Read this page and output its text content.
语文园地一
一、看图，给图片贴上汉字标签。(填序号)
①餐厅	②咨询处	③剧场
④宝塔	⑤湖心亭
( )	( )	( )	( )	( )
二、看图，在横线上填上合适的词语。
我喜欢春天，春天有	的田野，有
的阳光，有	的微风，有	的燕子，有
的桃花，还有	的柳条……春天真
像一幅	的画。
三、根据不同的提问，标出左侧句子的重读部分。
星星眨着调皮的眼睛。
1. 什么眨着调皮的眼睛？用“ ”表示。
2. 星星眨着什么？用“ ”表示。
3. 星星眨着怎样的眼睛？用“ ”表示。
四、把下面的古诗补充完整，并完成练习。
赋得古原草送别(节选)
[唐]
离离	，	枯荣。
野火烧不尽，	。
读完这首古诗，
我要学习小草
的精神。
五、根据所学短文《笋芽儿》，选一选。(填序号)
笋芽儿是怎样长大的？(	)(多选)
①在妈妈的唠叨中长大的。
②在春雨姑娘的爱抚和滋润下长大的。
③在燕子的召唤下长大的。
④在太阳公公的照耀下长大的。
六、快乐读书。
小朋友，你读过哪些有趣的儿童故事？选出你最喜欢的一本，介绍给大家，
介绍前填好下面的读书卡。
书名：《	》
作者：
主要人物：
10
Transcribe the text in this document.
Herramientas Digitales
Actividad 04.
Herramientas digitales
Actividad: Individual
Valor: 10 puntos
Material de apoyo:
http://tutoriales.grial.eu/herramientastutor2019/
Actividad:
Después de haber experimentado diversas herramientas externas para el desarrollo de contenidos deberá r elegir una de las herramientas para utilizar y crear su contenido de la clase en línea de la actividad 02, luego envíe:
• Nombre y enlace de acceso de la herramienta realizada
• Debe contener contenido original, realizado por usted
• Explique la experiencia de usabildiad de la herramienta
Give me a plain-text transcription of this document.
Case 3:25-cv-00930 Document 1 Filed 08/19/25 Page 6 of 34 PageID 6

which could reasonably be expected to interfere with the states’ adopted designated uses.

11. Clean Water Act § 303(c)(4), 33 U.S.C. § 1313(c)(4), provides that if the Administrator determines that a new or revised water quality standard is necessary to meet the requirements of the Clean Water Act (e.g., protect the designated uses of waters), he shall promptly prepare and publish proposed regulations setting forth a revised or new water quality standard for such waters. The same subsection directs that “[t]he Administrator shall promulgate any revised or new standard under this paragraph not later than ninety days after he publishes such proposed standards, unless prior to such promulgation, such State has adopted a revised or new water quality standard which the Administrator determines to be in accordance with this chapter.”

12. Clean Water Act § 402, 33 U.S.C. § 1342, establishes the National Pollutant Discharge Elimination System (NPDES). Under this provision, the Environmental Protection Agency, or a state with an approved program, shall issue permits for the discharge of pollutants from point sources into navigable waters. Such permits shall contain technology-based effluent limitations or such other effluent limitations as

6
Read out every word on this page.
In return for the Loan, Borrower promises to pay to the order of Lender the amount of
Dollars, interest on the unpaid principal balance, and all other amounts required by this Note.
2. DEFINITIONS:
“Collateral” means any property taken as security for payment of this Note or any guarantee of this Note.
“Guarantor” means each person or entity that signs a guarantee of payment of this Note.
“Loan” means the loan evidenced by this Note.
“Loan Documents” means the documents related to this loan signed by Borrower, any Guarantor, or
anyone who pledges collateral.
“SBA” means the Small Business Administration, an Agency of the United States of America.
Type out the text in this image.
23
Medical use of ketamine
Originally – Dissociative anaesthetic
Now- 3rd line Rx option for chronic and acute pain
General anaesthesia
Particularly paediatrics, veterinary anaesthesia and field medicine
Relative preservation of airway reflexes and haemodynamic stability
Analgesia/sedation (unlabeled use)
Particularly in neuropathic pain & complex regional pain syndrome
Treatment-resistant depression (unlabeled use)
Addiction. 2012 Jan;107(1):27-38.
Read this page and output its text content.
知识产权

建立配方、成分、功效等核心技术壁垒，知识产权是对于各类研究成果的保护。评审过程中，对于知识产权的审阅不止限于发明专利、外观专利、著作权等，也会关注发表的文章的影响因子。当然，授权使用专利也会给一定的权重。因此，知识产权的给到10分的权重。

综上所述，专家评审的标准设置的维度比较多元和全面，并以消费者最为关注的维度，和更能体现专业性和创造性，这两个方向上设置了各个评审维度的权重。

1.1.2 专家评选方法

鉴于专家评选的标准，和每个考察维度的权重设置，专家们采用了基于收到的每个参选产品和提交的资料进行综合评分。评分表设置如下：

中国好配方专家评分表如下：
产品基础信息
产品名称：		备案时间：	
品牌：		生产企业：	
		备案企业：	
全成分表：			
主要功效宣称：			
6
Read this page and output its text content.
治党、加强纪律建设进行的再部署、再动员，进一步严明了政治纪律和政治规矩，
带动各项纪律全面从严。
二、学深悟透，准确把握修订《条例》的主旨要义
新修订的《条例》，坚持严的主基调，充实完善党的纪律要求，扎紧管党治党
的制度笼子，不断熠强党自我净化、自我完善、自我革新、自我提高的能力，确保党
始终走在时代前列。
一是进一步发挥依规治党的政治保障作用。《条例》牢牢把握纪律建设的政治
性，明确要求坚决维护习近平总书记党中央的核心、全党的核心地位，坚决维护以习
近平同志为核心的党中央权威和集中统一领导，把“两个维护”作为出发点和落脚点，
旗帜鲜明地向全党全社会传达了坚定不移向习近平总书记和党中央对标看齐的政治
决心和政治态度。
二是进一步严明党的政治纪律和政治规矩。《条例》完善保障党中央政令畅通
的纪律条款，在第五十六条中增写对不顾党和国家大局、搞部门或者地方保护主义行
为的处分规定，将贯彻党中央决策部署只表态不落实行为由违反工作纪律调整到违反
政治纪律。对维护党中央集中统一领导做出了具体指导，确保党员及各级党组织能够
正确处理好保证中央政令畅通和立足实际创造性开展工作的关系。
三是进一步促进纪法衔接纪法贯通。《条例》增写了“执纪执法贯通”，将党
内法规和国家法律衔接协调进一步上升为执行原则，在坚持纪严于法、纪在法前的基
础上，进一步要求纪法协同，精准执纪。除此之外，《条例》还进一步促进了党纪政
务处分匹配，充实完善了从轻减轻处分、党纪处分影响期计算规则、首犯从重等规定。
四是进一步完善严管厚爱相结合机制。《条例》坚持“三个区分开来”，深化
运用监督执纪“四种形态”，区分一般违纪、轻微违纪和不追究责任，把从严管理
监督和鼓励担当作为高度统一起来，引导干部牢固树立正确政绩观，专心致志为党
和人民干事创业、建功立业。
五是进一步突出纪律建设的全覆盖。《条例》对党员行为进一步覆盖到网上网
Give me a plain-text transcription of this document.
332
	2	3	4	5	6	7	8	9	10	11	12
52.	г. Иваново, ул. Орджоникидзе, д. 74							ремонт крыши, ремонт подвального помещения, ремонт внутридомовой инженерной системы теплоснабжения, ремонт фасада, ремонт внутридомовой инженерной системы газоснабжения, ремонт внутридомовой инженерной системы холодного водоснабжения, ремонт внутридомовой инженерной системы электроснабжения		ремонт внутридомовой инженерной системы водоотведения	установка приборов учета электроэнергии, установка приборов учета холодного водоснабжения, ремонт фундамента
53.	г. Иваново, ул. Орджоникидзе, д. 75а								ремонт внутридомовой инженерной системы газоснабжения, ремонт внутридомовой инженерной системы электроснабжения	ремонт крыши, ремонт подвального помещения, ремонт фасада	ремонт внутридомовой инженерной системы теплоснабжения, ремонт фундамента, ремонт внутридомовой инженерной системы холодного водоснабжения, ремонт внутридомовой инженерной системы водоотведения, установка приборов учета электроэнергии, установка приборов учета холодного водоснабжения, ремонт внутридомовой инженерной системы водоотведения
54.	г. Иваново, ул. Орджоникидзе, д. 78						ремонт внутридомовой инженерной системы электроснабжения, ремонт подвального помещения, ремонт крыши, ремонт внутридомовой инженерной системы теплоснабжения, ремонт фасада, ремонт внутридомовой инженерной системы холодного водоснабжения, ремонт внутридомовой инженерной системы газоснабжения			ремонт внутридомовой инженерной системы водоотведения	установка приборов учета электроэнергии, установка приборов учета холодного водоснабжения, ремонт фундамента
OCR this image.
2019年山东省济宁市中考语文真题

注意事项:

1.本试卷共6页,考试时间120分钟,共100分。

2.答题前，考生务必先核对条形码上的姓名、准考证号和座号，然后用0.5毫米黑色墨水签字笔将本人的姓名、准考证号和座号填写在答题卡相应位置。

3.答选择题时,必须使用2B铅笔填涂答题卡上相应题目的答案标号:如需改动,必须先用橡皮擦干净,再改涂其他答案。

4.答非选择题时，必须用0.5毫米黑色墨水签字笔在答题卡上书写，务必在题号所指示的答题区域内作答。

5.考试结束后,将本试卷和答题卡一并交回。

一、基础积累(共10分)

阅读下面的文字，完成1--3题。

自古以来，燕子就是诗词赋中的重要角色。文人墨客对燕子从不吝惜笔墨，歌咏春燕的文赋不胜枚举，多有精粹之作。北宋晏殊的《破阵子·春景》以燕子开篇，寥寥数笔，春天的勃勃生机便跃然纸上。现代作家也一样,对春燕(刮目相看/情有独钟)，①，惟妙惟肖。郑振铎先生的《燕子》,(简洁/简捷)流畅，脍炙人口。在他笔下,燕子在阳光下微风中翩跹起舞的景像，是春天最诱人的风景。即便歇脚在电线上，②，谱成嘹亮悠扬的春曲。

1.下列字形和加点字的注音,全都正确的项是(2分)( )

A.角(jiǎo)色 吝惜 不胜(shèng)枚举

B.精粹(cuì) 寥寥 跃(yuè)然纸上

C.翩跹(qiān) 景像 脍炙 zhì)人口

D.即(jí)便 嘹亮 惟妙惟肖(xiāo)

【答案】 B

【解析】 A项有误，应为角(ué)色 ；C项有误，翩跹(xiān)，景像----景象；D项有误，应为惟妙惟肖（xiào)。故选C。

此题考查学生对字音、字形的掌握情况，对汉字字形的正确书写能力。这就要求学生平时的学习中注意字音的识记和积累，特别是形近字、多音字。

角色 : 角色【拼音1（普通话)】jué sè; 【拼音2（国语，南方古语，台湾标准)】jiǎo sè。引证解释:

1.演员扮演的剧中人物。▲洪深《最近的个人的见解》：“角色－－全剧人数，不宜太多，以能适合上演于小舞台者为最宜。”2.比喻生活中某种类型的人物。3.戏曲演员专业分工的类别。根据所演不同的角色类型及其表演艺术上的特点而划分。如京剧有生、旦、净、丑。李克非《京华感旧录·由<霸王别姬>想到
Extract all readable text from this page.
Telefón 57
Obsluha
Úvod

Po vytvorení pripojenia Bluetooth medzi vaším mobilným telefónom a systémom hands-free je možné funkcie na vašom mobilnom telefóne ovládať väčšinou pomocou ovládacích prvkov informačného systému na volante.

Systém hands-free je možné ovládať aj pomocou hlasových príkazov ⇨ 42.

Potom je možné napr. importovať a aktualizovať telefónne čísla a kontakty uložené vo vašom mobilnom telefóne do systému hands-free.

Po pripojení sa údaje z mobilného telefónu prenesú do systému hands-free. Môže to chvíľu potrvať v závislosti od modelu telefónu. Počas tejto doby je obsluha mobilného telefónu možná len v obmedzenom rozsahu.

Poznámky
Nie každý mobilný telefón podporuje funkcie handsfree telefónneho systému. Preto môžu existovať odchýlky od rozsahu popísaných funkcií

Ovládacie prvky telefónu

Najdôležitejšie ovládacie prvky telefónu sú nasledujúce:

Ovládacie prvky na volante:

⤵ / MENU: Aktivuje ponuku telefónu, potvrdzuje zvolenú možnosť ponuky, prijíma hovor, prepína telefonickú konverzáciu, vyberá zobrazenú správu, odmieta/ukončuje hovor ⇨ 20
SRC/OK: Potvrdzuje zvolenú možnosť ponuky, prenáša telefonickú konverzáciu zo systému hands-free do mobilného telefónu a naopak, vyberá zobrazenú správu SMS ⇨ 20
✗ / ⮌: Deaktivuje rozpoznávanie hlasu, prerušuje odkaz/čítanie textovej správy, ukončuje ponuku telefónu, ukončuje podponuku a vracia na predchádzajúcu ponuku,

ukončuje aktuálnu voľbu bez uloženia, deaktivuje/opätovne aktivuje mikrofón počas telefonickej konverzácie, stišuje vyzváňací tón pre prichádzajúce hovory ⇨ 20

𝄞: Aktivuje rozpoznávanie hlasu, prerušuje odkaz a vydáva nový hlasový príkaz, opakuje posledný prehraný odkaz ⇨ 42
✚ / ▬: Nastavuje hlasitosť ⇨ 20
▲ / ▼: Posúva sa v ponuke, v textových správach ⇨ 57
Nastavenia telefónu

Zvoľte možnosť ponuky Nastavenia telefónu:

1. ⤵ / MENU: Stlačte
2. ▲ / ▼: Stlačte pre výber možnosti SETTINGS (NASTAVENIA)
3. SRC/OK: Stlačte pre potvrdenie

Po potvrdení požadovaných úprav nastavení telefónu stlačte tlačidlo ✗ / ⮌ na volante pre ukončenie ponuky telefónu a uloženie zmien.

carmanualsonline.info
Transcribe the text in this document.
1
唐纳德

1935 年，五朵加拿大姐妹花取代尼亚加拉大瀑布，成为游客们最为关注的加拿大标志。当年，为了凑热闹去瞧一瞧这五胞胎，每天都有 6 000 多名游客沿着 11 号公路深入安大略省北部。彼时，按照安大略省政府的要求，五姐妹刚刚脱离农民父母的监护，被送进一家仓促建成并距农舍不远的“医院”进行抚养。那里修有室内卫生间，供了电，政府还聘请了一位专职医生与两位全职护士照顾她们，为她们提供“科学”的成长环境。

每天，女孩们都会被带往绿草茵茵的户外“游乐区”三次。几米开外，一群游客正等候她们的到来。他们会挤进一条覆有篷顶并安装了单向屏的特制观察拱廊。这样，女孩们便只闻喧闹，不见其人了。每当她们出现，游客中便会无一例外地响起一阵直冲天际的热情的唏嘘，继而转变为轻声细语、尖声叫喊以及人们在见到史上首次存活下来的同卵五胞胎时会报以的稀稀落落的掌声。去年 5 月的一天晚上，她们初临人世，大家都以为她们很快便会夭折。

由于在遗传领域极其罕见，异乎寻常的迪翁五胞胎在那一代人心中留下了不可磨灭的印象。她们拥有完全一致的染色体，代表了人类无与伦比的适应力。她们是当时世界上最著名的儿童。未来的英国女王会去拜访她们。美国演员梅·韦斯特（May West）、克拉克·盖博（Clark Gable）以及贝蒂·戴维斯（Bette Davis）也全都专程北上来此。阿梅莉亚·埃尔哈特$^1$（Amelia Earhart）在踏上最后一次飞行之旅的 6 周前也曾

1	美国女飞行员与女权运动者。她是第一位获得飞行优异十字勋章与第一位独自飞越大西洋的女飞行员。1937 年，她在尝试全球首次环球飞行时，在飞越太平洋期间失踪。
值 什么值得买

Written task >> Review the material and copy each line in which the word "volante" appears.

Exercise result >>
Po vytvorení pripojenia Bluetooth medzi vaším mobilným telefónom a systémom hands-free je možné funkcie na vašom mobilnom telefóne ovládať väčšinou pomocou ovládacích prvkov informačného systému na volante.
Ovládacie prvky na volante:
Po potvrdení požadovaných úprav nastavení telefónu stlačte tlačidlo ✗ / ⮌ na volante pre ukončenie ponuky telefónu a uloženie zmien.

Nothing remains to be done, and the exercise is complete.